▸ TASK INPUTS:
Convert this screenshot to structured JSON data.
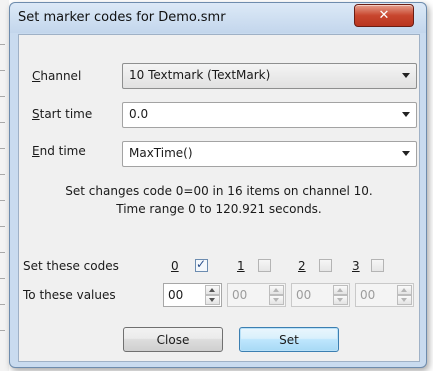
{
  "window": {
    "title": "Set marker codes for Demo.smr",
    "close_glyph": "✕"
  },
  "channel": {
    "label_prefix": "C",
    "label_rest": "hannel",
    "value": "10 Textmark (TextMark)"
  },
  "start_time": {
    "label_prefix": "S",
    "label_rest": "tart time",
    "value": "0.0"
  },
  "end_time": {
    "label_prefix": "E",
    "label_rest": "nd time",
    "value": "MaxTime()"
  },
  "info": {
    "line1": "Set changes code 0=00 in 16 items on channel 10.",
    "line2": "Time range 0 to 120.921 seconds."
  },
  "codes": {
    "label": "Set these codes",
    "items": [
      {
        "label": "0",
        "checked": true
      },
      {
        "label": "1",
        "checked": false
      },
      {
        "label": "2",
        "checked": false
      },
      {
        "label": "3",
        "checked": false
      }
    ],
    "check_glyph": "✓"
  },
  "values": {
    "label": "To these values",
    "items": [
      {
        "value": "00",
        "enabled": true
      },
      {
        "value": "00",
        "enabled": false
      },
      {
        "value": "00",
        "enabled": false
      },
      {
        "value": "00",
        "enabled": false
      }
    ]
  },
  "buttons": {
    "close": "Close",
    "set": "Set"
  }
}
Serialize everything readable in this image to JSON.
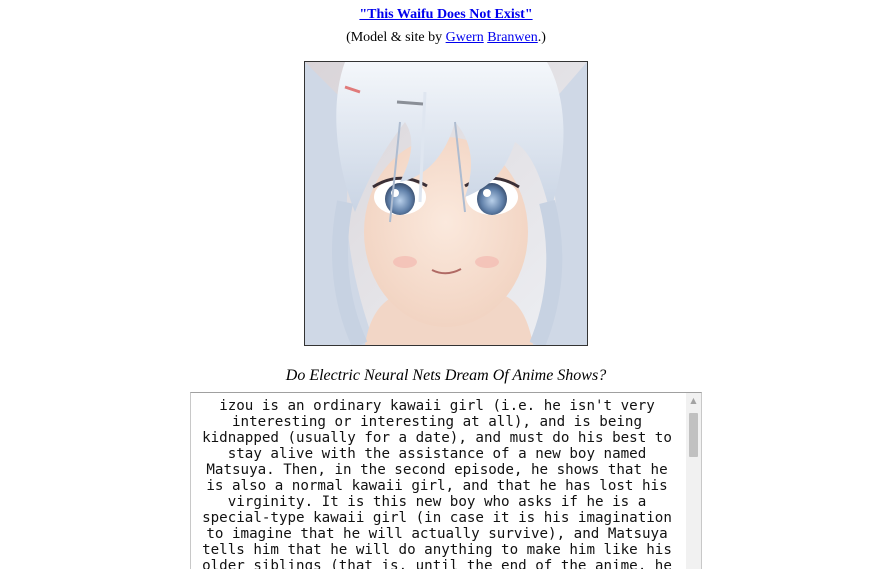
{
  "header": {
    "title": "\"This Waifu Does Not Exist\"",
    "credit_prefix": "(Model & site by ",
    "credit_link_1": "Gwern",
    "credit_link_2": "Branwen",
    "credit_suffix": ".)"
  },
  "image": {
    "icon": "anime-portrait-image"
  },
  "story": {
    "heading": "Do Electric Neural Nets Dream Of Anime Shows?",
    "text": "izou is an ordinary kawaii girl (i.e. he isn't very interesting or interesting at all), and is being kidnapped (usually for a date), and must do his best to stay alive with the assistance of a new boy named Matsuya. Then, in the second episode, he shows that he is also a normal kawaii girl, and that he has lost his virginity. It is this new boy who asks if he is a special-type kawaii girl (in case it is his imagination to imagine that he will actually survive), and Matsuya tells him that he will do anything to make him like his older siblings (that is, until the end of the anime, he"
  },
  "scrollbar": {
    "up_arrow": "▲"
  }
}
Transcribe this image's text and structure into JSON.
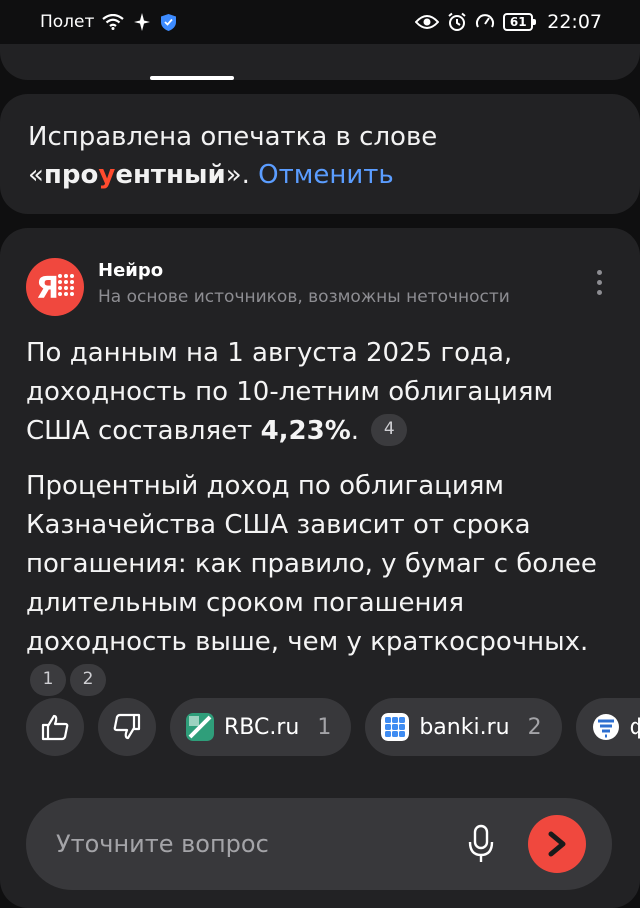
{
  "status_bar": {
    "carrier": "Полет",
    "battery": "61",
    "time": "22:07"
  },
  "correction_notice": {
    "prefix": "Исправлена опечатка в слове",
    "open_quote": "«",
    "word_start": "про",
    "word_highlight": "у",
    "word_end": "ентный",
    "close_quote": "»",
    "separator": ". ",
    "undo_label": "Отменить"
  },
  "answer": {
    "author": "Нейро",
    "disclaimer": "На основе источников, возможны неточности",
    "paragraph1_text": "По данным на 1 августа 2025 года, доходность по 10-летним облигациям США составляет ",
    "paragraph1_bold": "4,23%",
    "paragraph1_end": ".",
    "paragraph1_refs": [
      "4"
    ],
    "paragraph2_text": "Процентный доход по облигациям Казначейства США зависит от срока погашения: как правило, у бумаг с более длительным сроком погашения доходность выше, чем у краткосрочных.",
    "paragraph2_refs": [
      "1",
      "2"
    ]
  },
  "sources": [
    {
      "name": "RBC.ru",
      "count": "1"
    },
    {
      "name": "banki.ru",
      "count": "2"
    },
    {
      "name": "ф",
      "count": ""
    }
  ],
  "input": {
    "placeholder": "Уточните вопрос"
  },
  "colors": {
    "accent": "#f0483e",
    "link": "#5b9dff",
    "card": "#222224"
  }
}
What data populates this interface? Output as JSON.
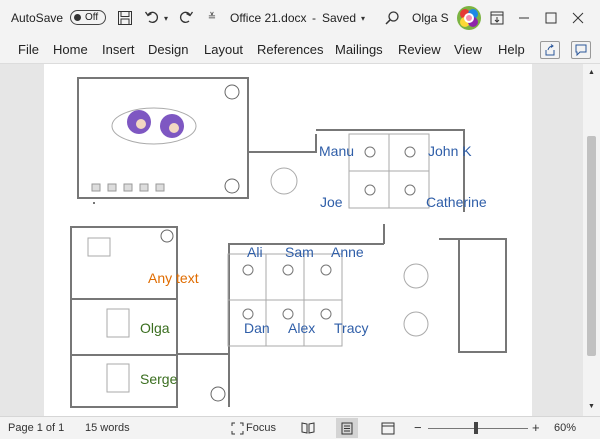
{
  "titlebar": {
    "autosave_label": "AutoSave",
    "autosave_state": "Off",
    "filename": "Office 21.docx",
    "dash": "-",
    "save_status": "Saved",
    "user_name": "Olga S"
  },
  "menu": [
    "File",
    "Home",
    "Insert",
    "Design",
    "Layout",
    "References",
    "Mailings",
    "Review",
    "View",
    "Help"
  ],
  "plan_labels": {
    "manu": "Manu",
    "john_k": "John K",
    "joe": "Joe",
    "catherine": "Catherine",
    "ali": "Ali",
    "sam": "Sam",
    "anne": "Anne",
    "dan": "Dan",
    "alex": "Alex",
    "tracy": "Tracy",
    "any_text": "Any text",
    "olga": "Olga",
    "serge": "Serge"
  },
  "colors": {
    "blue_label": "#2f5ea8",
    "orange_label": "#e06c00",
    "green_label": "#3a6e1f",
    "wall": "#777777"
  },
  "status": {
    "page": "Page 1 of 1",
    "words": "15 words",
    "focus": "Focus",
    "zoom_minus": "−",
    "zoom_plus": "+",
    "zoom": "60%",
    "zoom_level": 60
  }
}
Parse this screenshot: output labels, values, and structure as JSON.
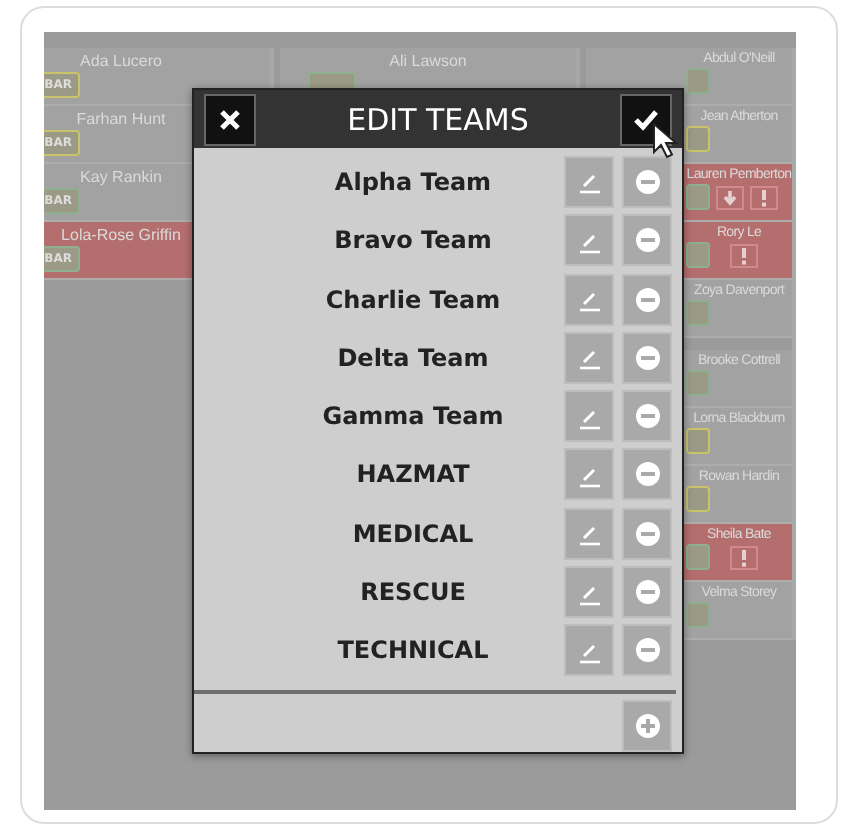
{
  "board": {
    "columns": [
      {
        "cards": [
          {
            "name": "Ada Lucero",
            "alert": false,
            "badge": "BAR",
            "color": "#c9c46a"
          },
          {
            "name": "Farhan Hunt",
            "alert": false,
            "badge": "BAR",
            "color": "#c9c46a"
          },
          {
            "name": "Kay Rankin",
            "alert": false,
            "badge": "BAR",
            "color": "#8fb08f"
          },
          {
            "name": "Lola-Rose Griffin",
            "alert": true,
            "badge": "BAR",
            "color": "#8fb08f"
          }
        ]
      },
      {
        "cards": [
          {
            "name": "Ali Lawson",
            "alert": false,
            "color": "#8fb08f"
          }
        ]
      },
      {
        "cards": [
          {
            "name": "Abdul O'Neill",
            "alert": false,
            "color": "#8fb08f"
          },
          {
            "name": "Jean Atherton",
            "alert": false,
            "color": "#c9c46a"
          },
          {
            "name": "Lauren Pemberton",
            "alert": true,
            "color": "#8fb08f",
            "down_flag": true,
            "alert_flag": true
          },
          {
            "name": "Rory Le",
            "alert": true,
            "color": "#8fb08f",
            "alert_flag": true
          },
          {
            "name": "Zoya Davenport",
            "alert": false,
            "color": "#8fb08f"
          },
          {
            "kind": "gap"
          },
          {
            "name": "Brooke Cottrell",
            "alert": false,
            "color": "#8fb08f"
          },
          {
            "name": "Lorna Blackburn",
            "alert": false,
            "color": "#c9c46a"
          },
          {
            "name": "Rowan Hardin",
            "alert": false,
            "color": "#c9c46a"
          },
          {
            "name": "Sheila Bate",
            "alert": true,
            "color": "#8fb08f",
            "alert_flag": true
          },
          {
            "name": "Velma Storey",
            "alert": false,
            "color": "#8fb08f"
          }
        ]
      }
    ]
  },
  "dialog": {
    "title": "EDIT TEAMS",
    "teams": [
      {
        "name": "Alpha Team"
      },
      {
        "name": "Bravo Team"
      },
      {
        "name": "Charlie Team"
      },
      {
        "name": "Delta Team"
      },
      {
        "name": "Gamma Team"
      },
      {
        "name": "HAZMAT"
      },
      {
        "name": "MEDICAL"
      },
      {
        "name": "RESCUE"
      },
      {
        "name": "TECHNICAL"
      }
    ]
  }
}
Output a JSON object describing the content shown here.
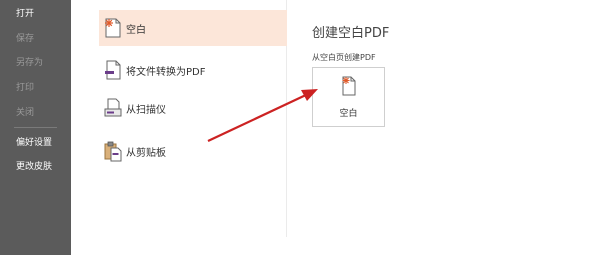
{
  "sidebar": {
    "items": [
      {
        "label": "打开"
      },
      {
        "label": "保存"
      },
      {
        "label": "另存为"
      },
      {
        "label": "打印"
      },
      {
        "label": "关闭"
      },
      {
        "label": "偏好设置"
      },
      {
        "label": "更改皮肤"
      }
    ]
  },
  "options": [
    {
      "label": "空白",
      "icon": "blank-page-icon"
    },
    {
      "label": "将文件转换为PDF",
      "icon": "file-convert-icon"
    },
    {
      "label": "从扫描仪",
      "icon": "scanner-icon"
    },
    {
      "label": "从剪贴板",
      "icon": "clipboard-icon"
    }
  ],
  "create": {
    "title": "创建空白PDF",
    "subtitle": "从空白页创建PDF",
    "card_label": "空白"
  },
  "colors": {
    "sidebar_bg": "#5b5b5b",
    "selected_bg": "#fce6d9",
    "arrow": "#cc2222",
    "accent": "#e05a2a"
  }
}
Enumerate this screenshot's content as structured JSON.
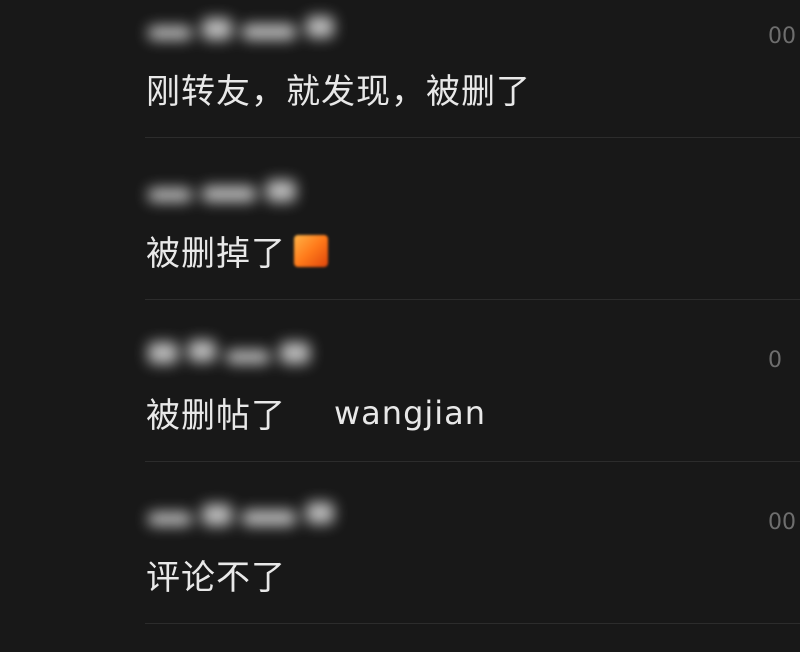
{
  "comments": [
    {
      "time": "00",
      "text": "刚转友，就发现，被删了"
    },
    {
      "time": "",
      "text": "被删掉了",
      "emoji": "orange-square-emoji"
    },
    {
      "time": "0",
      "text": "被删帖了",
      "mention": "wangjian"
    },
    {
      "time": "00",
      "text": "评论不了"
    }
  ],
  "colors": {
    "background": "#181818",
    "text": "#e8e8e8",
    "timestamp": "#6e6e6e",
    "divider": "#2c2c2c"
  }
}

▸ WRITTEN REQUEST: In the listing above, find each line with the word "icon" and copy it.

▸ SOLUTION FOR THIS TASK:
    "icon": "anime-portrait-image"
      "icon": "blank-page-icon"
      "icon": "file-convert-icon"
      "icon": "scanner-icon"
      "icon": "clipboard-icon"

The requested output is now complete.